* [What is required]: Take from the listing each line that has the string "task".

* [Supplied data]:
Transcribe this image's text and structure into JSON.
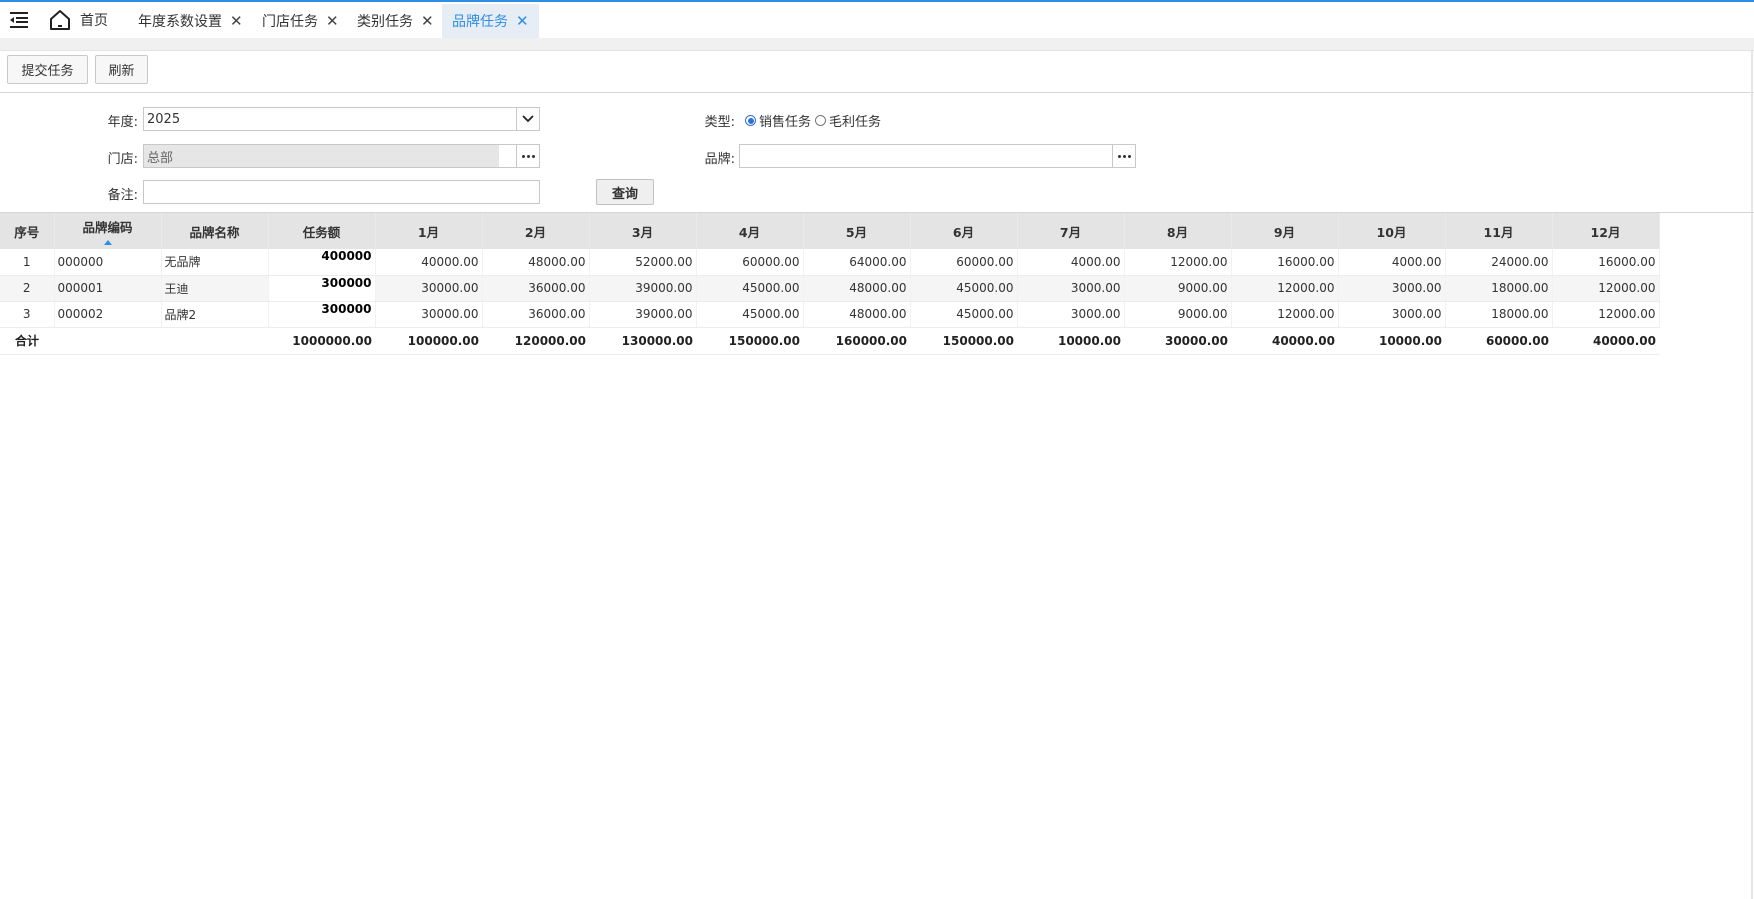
{
  "tabs": {
    "home_label": "首页",
    "items": [
      {
        "label": "年度系数设置",
        "close": "✕"
      },
      {
        "label": "门店任务",
        "close": "✕"
      },
      {
        "label": "类别任务",
        "close": "✕"
      },
      {
        "label": "品牌任务",
        "close": "✕"
      }
    ]
  },
  "toolbar": {
    "submit_label": "提交任务",
    "refresh_label": "刷新"
  },
  "form": {
    "year_label": "年度:",
    "year_value": "2025",
    "store_label": "门店:",
    "store_value": "总部",
    "remark_label": "备注:",
    "remark_value": "",
    "type_label": "类型:",
    "type_options": [
      "销售任务",
      "毛利任务"
    ],
    "type_selected": "销售任务",
    "brand_label": "品牌:",
    "brand_value": "",
    "query_label": "查询"
  },
  "grid": {
    "columns": [
      "序号",
      "品牌编码",
      "品牌名称",
      "任务额",
      "1月",
      "2月",
      "3月",
      "4月",
      "5月",
      "6月",
      "7月",
      "8月",
      "9月",
      "10月",
      "11月",
      "12月"
    ],
    "rows": [
      {
        "seq": "1",
        "code": "000000",
        "name": "无品牌",
        "task": "400000",
        "months": [
          "40000.00",
          "48000.00",
          "52000.00",
          "60000.00",
          "64000.00",
          "60000.00",
          "4000.00",
          "12000.00",
          "16000.00",
          "4000.00",
          "24000.00",
          "16000.00"
        ]
      },
      {
        "seq": "2",
        "code": "000001",
        "name": "王迪",
        "task": "300000",
        "months": [
          "30000.00",
          "36000.00",
          "39000.00",
          "45000.00",
          "48000.00",
          "45000.00",
          "3000.00",
          "9000.00",
          "12000.00",
          "3000.00",
          "18000.00",
          "12000.00"
        ]
      },
      {
        "seq": "3",
        "code": "000002",
        "name": "品牌2",
        "task": "300000",
        "months": [
          "30000.00",
          "36000.00",
          "39000.00",
          "45000.00",
          "48000.00",
          "45000.00",
          "3000.00",
          "9000.00",
          "12000.00",
          "3000.00",
          "18000.00",
          "12000.00"
        ]
      }
    ],
    "total": {
      "label": "合计",
      "task": "1000000.00",
      "months": [
        "100000.00",
        "120000.00",
        "130000.00",
        "150000.00",
        "160000.00",
        "150000.00",
        "10000.00",
        "30000.00",
        "40000.00",
        "10000.00",
        "60000.00",
        "40000.00"
      ]
    }
  },
  "colors": {
    "accent": "#2e8de6",
    "header_bg": "#e4e4e4",
    "active_tab_bg": "#e7edf5"
  }
}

* [Expected output]:
        "task": "400000",
        "task": "300000",
        "task": "300000",
      "task": "1000000.00",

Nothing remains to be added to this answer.